Omit all images. Transcribe the rest of the material below exactly.

--- begin MATERIAL PROVIDED ---

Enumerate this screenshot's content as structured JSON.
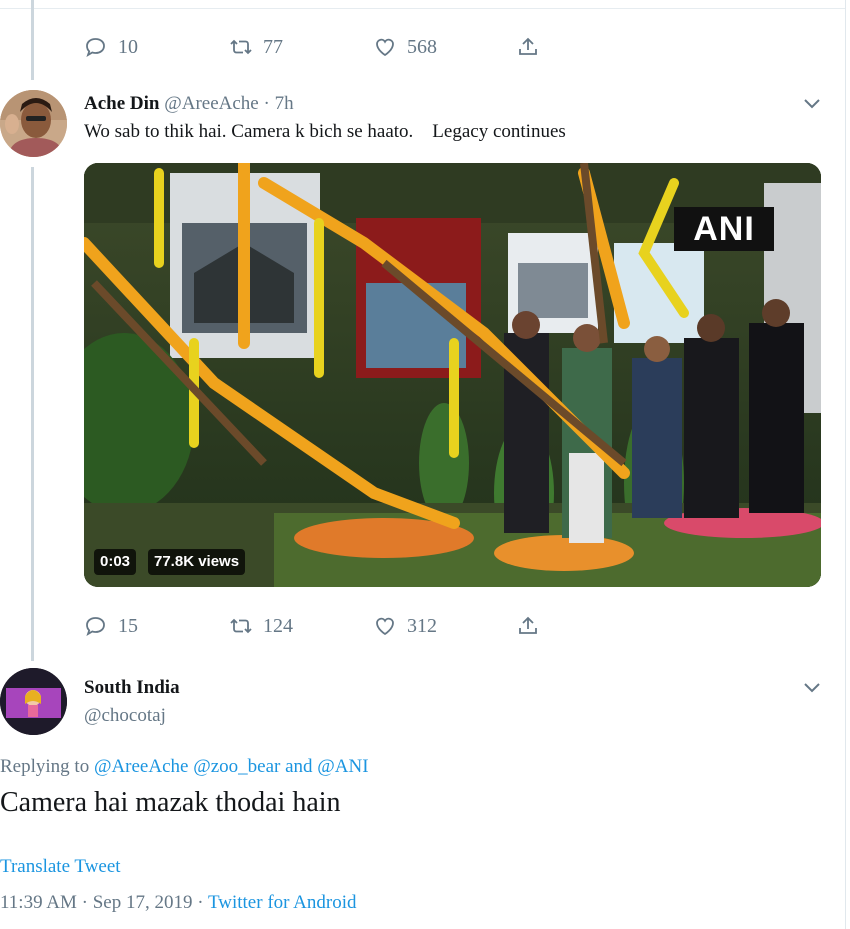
{
  "prev_tweet": {
    "reply_count": "10",
    "retweet_count": "77",
    "like_count": "568"
  },
  "tweet": {
    "display_name": "Ache Din",
    "handle": "@AreeAche",
    "dot": "·",
    "time": "7h",
    "text": "Wo sab to thik hai. Camera k bich se haato.    Legacy continues",
    "video": {
      "watermark": "ANI",
      "duration": "0:03",
      "views": "77.8K views"
    },
    "reply_count": "15",
    "retweet_count": "124",
    "like_count": "312"
  },
  "main_tweet": {
    "display_name": "South India",
    "handle": "@chocotaj",
    "replying_prefix": "Replying to",
    "replying_to": "@AreeAche @zoo_bear",
    "replying_and": "and",
    "replying_last": "@ANI",
    "text": "Camera hai mazak thodai hain",
    "translate": "Translate Tweet",
    "time": "11:39 AM",
    "sep1": "·",
    "date": "Sep 17, 2019",
    "sep2": "·",
    "source": "Twitter for Android"
  },
  "icons": [
    "reply-icon",
    "retweet-icon",
    "like-icon",
    "share-icon",
    "chevron-down-icon"
  ],
  "colors": {
    "link": "#1b95e0",
    "muted": "#657786",
    "text": "#14171a",
    "thread_line": "#ccd6dd"
  }
}
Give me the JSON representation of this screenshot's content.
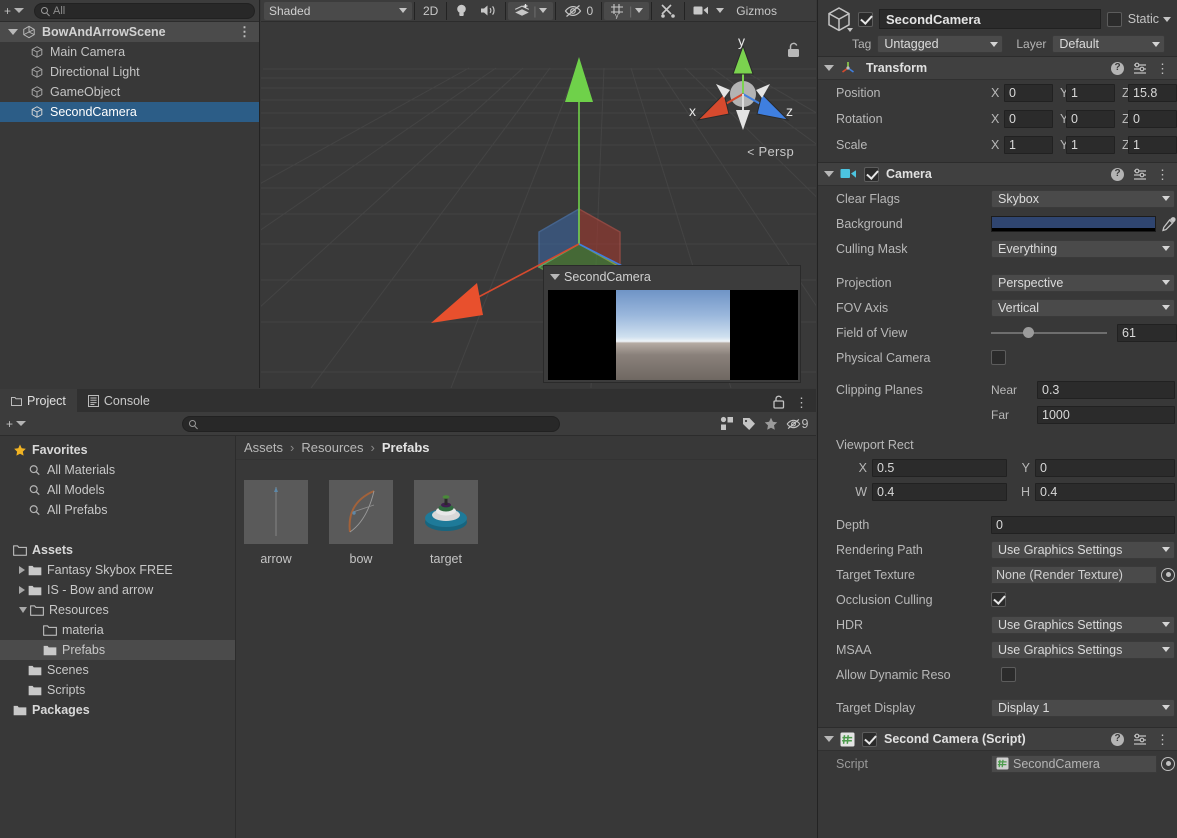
{
  "hierarchy": {
    "search_placeholder": "All",
    "scene": {
      "label": "BowAndArrowScene"
    },
    "items": [
      {
        "label": "Main Camera",
        "selected": false
      },
      {
        "label": "Directional Light",
        "selected": false
      },
      {
        "label": "GameObject",
        "selected": false
      },
      {
        "label": "SecondCamera",
        "selected": true
      }
    ]
  },
  "scene_view": {
    "toolbar": {
      "shading_mode": "Shaded",
      "mode_2d": "2D",
      "lighting_icon": "lightbulb-icon",
      "audio_icon": "speaker-icon",
      "effects_icon": "fx-icon",
      "hidden_objects_count": "0",
      "grid_icon": "grid-icon",
      "tools_icon": "tools-icon",
      "camera_icon": "scene-camera-icon",
      "gizmos": "Gizmos"
    },
    "axis_gizmo": {
      "x": "x",
      "y": "y",
      "z": "z",
      "perspective": "Persp"
    },
    "camera_preview": {
      "title": "SecondCamera"
    }
  },
  "inspector": {
    "object_name": "SecondCamera",
    "enabled": true,
    "static_label": "Static",
    "static_checked": false,
    "tag_label": "Tag",
    "tag_value": "Untagged",
    "layer_label": "Layer",
    "layer_value": "Default",
    "components": [
      {
        "name": "Transform",
        "icon": "transform-icon",
        "rows": [
          {
            "label": "Position",
            "x": "0",
            "y": "1",
            "z": "15.8"
          },
          {
            "label": "Rotation",
            "x": "0",
            "y": "0",
            "z": "0"
          },
          {
            "label": "Scale",
            "x": "1",
            "y": "1",
            "z": "1"
          }
        ]
      }
    ],
    "camera": {
      "title": "Camera",
      "enabled": true,
      "clear_flags_label": "Clear Flags",
      "clear_flags_value": "Skybox",
      "background_label": "Background",
      "background_color": "#2f4570",
      "culling_mask_label": "Culling Mask",
      "culling_mask_value": "Everything",
      "projection_label": "Projection",
      "projection_value": "Perspective",
      "fov_axis_label": "FOV Axis",
      "fov_axis_value": "Vertical",
      "field_of_view_label": "Field of View",
      "field_of_view_value": "61",
      "physical_camera_label": "Physical Camera",
      "physical_camera_checked": false,
      "clipping_planes_label": "Clipping Planes",
      "near_label": "Near",
      "near_value": "0.3",
      "far_label": "Far",
      "far_value": "1000",
      "viewport_rect_label": "Viewport Rect",
      "viewport_x_label": "X",
      "viewport_x": "0.5",
      "viewport_y_label": "Y",
      "viewport_y": "0",
      "viewport_w_label": "W",
      "viewport_w": "0.4",
      "viewport_h_label": "H",
      "viewport_h": "0.4",
      "depth_label": "Depth",
      "depth_value": "0",
      "rendering_path_label": "Rendering Path",
      "rendering_path_value": "Use Graphics Settings",
      "target_texture_label": "Target Texture",
      "target_texture_value": "None (Render Texture)",
      "occlusion_culling_label": "Occlusion Culling",
      "occlusion_culling_checked": true,
      "hdr_label": "HDR",
      "hdr_value": "Use Graphics Settings",
      "msaa_label": "MSAA",
      "msaa_value": "Use Graphics Settings",
      "allow_dynamic_res_label": "Allow Dynamic Reso",
      "allow_dynamic_res_checked": false,
      "target_display_label": "Target Display",
      "target_display_value": "Display 1"
    },
    "script_component": {
      "title": "Second Camera (Script)",
      "enabled": true,
      "script_label": "Script",
      "script_value": "SecondCamera"
    }
  },
  "project": {
    "tabs": [
      {
        "label": "Project",
        "active": true
      },
      {
        "label": "Console",
        "active": false
      }
    ],
    "search_placeholder": "",
    "filter_badge": "9",
    "breadcrumb": [
      "Assets",
      "Resources",
      "Prefabs"
    ],
    "tree": [
      {
        "label": "Favorites",
        "depth": 0,
        "icon": "star-icon",
        "caret": "none",
        "bold": true,
        "selected": false
      },
      {
        "label": "All Materials",
        "depth": 1,
        "icon": "search-icon",
        "caret": "none",
        "bold": false,
        "selected": false
      },
      {
        "label": "All Models",
        "depth": 1,
        "icon": "search-icon",
        "caret": "none",
        "bold": false,
        "selected": false
      },
      {
        "label": "All Prefabs",
        "depth": 1,
        "icon": "search-icon",
        "caret": "none",
        "bold": false,
        "selected": false
      },
      {
        "label": "",
        "depth": 0,
        "icon": "spacer",
        "caret": "none",
        "bold": false,
        "selected": false
      },
      {
        "label": "Assets",
        "depth": 0,
        "icon": "folder-open",
        "caret": "none",
        "bold": true,
        "selected": false
      },
      {
        "label": "Fantasy Skybox FREE",
        "depth": 1,
        "icon": "folder",
        "caret": "closed",
        "bold": false,
        "selected": false
      },
      {
        "label": "IS - Bow and arrow",
        "depth": 1,
        "icon": "folder",
        "caret": "closed",
        "bold": false,
        "selected": false
      },
      {
        "label": "Resources",
        "depth": 1,
        "icon": "folder-open",
        "caret": "open",
        "bold": false,
        "selected": false
      },
      {
        "label": "materia",
        "depth": 2,
        "icon": "folder-empty",
        "caret": "none",
        "bold": false,
        "selected": false
      },
      {
        "label": "Prefabs",
        "depth": 2,
        "icon": "folder",
        "caret": "none",
        "bold": false,
        "selected": true
      },
      {
        "label": "Scenes",
        "depth": 1,
        "icon": "folder",
        "caret": "none",
        "bold": false,
        "selected": false
      },
      {
        "label": "Scripts",
        "depth": 1,
        "icon": "folder",
        "caret": "none",
        "bold": false,
        "selected": false
      },
      {
        "label": "Packages",
        "depth": 0,
        "icon": "folder",
        "caret": "none",
        "bold": true,
        "selected": false
      }
    ],
    "assets": [
      {
        "label": "arrow",
        "icon": "arrow-prefab-thumb"
      },
      {
        "label": "bow",
        "icon": "bow-prefab-thumb"
      },
      {
        "label": "target",
        "icon": "target-prefab-thumb"
      }
    ]
  }
}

--- end MATERIAL PROVIDED ---

[FINISHED TASK]
Enumerate this screenshot's content as structured JSON.
{
  "prev_tweet": {
    "reply_count": "10",
    "retweet_count": "77",
    "like_count": "568"
  },
  "tweet": {
    "display_name": "Ache Din",
    "handle": "@AreeAche",
    "dot": "·",
    "time": "7h",
    "text": "Wo sab to thik hai. Camera k bich se haato.    Legacy continues",
    "video": {
      "watermark": "ANI",
      "duration": "0:03",
      "views": "77.8K views"
    },
    "reply_count": "15",
    "retweet_count": "124",
    "like_count": "312"
  },
  "main_tweet": {
    "display_name": "South India",
    "handle": "@chocotaj",
    "replying_prefix": "Replying to",
    "replying_to": "@AreeAche @zoo_bear",
    "replying_and": "and",
    "replying_last": "@ANI",
    "text": "Camera hai mazak thodai hain",
    "translate": "Translate Tweet",
    "time": "11:39 AM",
    "sep1": "·",
    "date": "Sep 17, 2019",
    "sep2": "·",
    "source": "Twitter for Android"
  },
  "icons": [
    "reply-icon",
    "retweet-icon",
    "like-icon",
    "share-icon",
    "chevron-down-icon"
  ],
  "colors": {
    "link": "#1b95e0",
    "muted": "#657786",
    "text": "#14171a",
    "thread_line": "#ccd6dd"
  }
}
Give me the JSON representation of this screenshot's content.
{
  "hierarchy": {
    "search_placeholder": "All",
    "scene": {
      "label": "BowAndArrowScene"
    },
    "items": [
      {
        "label": "Main Camera",
        "selected": false
      },
      {
        "label": "Directional Light",
        "selected": false
      },
      {
        "label": "GameObject",
        "selected": false
      },
      {
        "label": "SecondCamera",
        "selected": true
      }
    ]
  },
  "scene_view": {
    "toolbar": {
      "shading_mode": "Shaded",
      "mode_2d": "2D",
      "lighting_icon": "lightbulb-icon",
      "audio_icon": "speaker-icon",
      "effects_icon": "fx-icon",
      "hidden_objects_count": "0",
      "grid_icon": "grid-icon",
      "tools_icon": "tools-icon",
      "camera_icon": "scene-camera-icon",
      "gizmos": "Gizmos"
    },
    "axis_gizmo": {
      "x": "x",
      "y": "y",
      "z": "z",
      "perspective": "Persp"
    },
    "camera_preview": {
      "title": "SecondCamera"
    }
  },
  "inspector": {
    "object_name": "SecondCamera",
    "enabled": true,
    "static_label": "Static",
    "static_checked": false,
    "tag_label": "Tag",
    "tag_value": "Untagged",
    "layer_label": "Layer",
    "layer_value": "Default",
    "components": [
      {
        "name": "Transform",
        "icon": "transform-icon",
        "rows": [
          {
            "label": "Position",
            "x": "0",
            "y": "1",
            "z": "15.8"
          },
          {
            "label": "Rotation",
            "x": "0",
            "y": "0",
            "z": "0"
          },
          {
            "label": "Scale",
            "x": "1",
            "y": "1",
            "z": "1"
          }
        ]
      }
    ],
    "camera": {
      "title": "Camera",
      "enabled": true,
      "clear_flags_label": "Clear Flags",
      "clear_flags_value": "Skybox",
      "background_label": "Background",
      "background_color": "#2f4570",
      "culling_mask_label": "Culling Mask",
      "culling_mask_value": "Everything",
      "projection_label": "Projection",
      "projection_value": "Perspective",
      "fov_axis_label": "FOV Axis",
      "fov_axis_value": "Vertical",
      "field_of_view_label": "Field of View",
      "field_of_view_value": "61",
      "physical_camera_label": "Physical Camera",
      "physical_camera_checked": false,
      "clipping_planes_label": "Clipping Planes",
      "near_label": "Near",
      "near_value": "0.3",
      "far_label": "Far",
      "far_value": "1000",
      "viewport_rect_label": "Viewport Rect",
      "viewport_x_label": "X",
      "viewport_x": "0.5",
      "viewport_y_label": "Y",
      "viewport_y": "0",
      "viewport_w_label": "W",
      "viewport_w": "0.4",
      "viewport_h_label": "H",
      "viewport_h": "0.4",
      "depth_label": "Depth",
      "depth_value": "0",
      "rendering_path_label": "Rendering Path",
      "rendering_path_value": "Use Graphics Settings",
      "target_texture_label": "Target Texture",
      "target_texture_value": "None (Render Texture)",
      "occlusion_culling_label": "Occlusion Culling",
      "occlusion_culling_checked": true,
      "hdr_label": "HDR",
      "hdr_value": "Use Graphics Settings",
      "msaa_label": "MSAA",
      "msaa_value": "Use Graphics Settings",
      "allow_dynamic_res_label": "Allow Dynamic Reso",
      "allow_dynamic_res_checked": false,
      "target_display_label": "Target Display",
      "target_display_value": "Display 1"
    },
    "script_component": {
      "title": "Second Camera (Script)",
      "enabled": true,
      "script_label": "Script",
      "script_value": "SecondCamera"
    }
  },
  "project": {
    "tabs": [
      {
        "label": "Project",
        "active": true
      },
      {
        "label": "Console",
        "active": false
      }
    ],
    "search_placeholder": "",
    "filter_badge": "9",
    "breadcrumb": [
      "Assets",
      "Resources",
      "Prefabs"
    ],
    "tree": [
      {
        "label": "Favorites",
        "depth": 0,
        "icon": "star-icon",
        "caret": "none",
        "bold": true,
        "selected": false
      },
      {
        "label": "All Materials",
        "depth": 1,
        "icon": "search-icon",
        "caret": "none",
        "bold": false,
        "selected": false
      },
      {
        "label": "All Models",
        "depth": 1,
        "icon": "search-icon",
        "caret": "none",
        "bold": false,
        "selected": false
      },
      {
        "label": "All Prefabs",
        "depth": 1,
        "icon": "search-icon",
        "caret": "none",
        "bold": false,
        "selected": false
      },
      {
        "label": "",
        "depth": 0,
        "icon": "spacer",
        "caret": "none",
        "bold": false,
        "selected": false
      },
      {
        "label": "Assets",
        "depth": 0,
        "icon": "folder-open",
        "caret": "none",
        "bold": true,
        "selected": false
      },
      {
        "label": "Fantasy Skybox FREE",
        "depth": 1,
        "icon": "folder",
        "caret": "closed",
        "bold": false,
        "selected": false
      },
      {
        "label": "IS - Bow and arrow",
        "depth": 1,
        "icon": "folder",
        "caret": "closed",
        "bold": false,
        "selected": false
      },
      {
        "label": "Resources",
        "depth": 1,
        "icon": "folder-open",
        "caret": "open",
        "bold": false,
        "selected": false
      },
      {
        "label": "materia",
        "depth": 2,
        "icon": "folder-empty",
        "caret": "none",
        "bold": false,
        "selected": false
      },
      {
        "label": "Prefabs",
        "depth": 2,
        "icon": "folder",
        "caret": "none",
        "bold": false,
        "selected": true
      },
      {
        "label": "Scenes",
        "depth": 1,
        "icon": "folder",
        "caret": "none",
        "bold": false,
        "selected": false
      },
      {
        "label": "Scripts",
        "depth": 1,
        "icon": "folder",
        "caret": "none",
        "bold": false,
        "selected": false
      },
      {
        "label": "Packages",
        "depth": 0,
        "icon": "folder",
        "caret": "none",
        "bold": true,
        "selected": false
      }
    ],
    "assets": [
      {
        "label": "arrow",
        "icon": "arrow-prefab-thumb"
      },
      {
        "label": "bow",
        "icon": "bow-prefab-thumb"
      },
      {
        "label": "target",
        "icon": "target-prefab-thumb"
      }
    ]
  }
}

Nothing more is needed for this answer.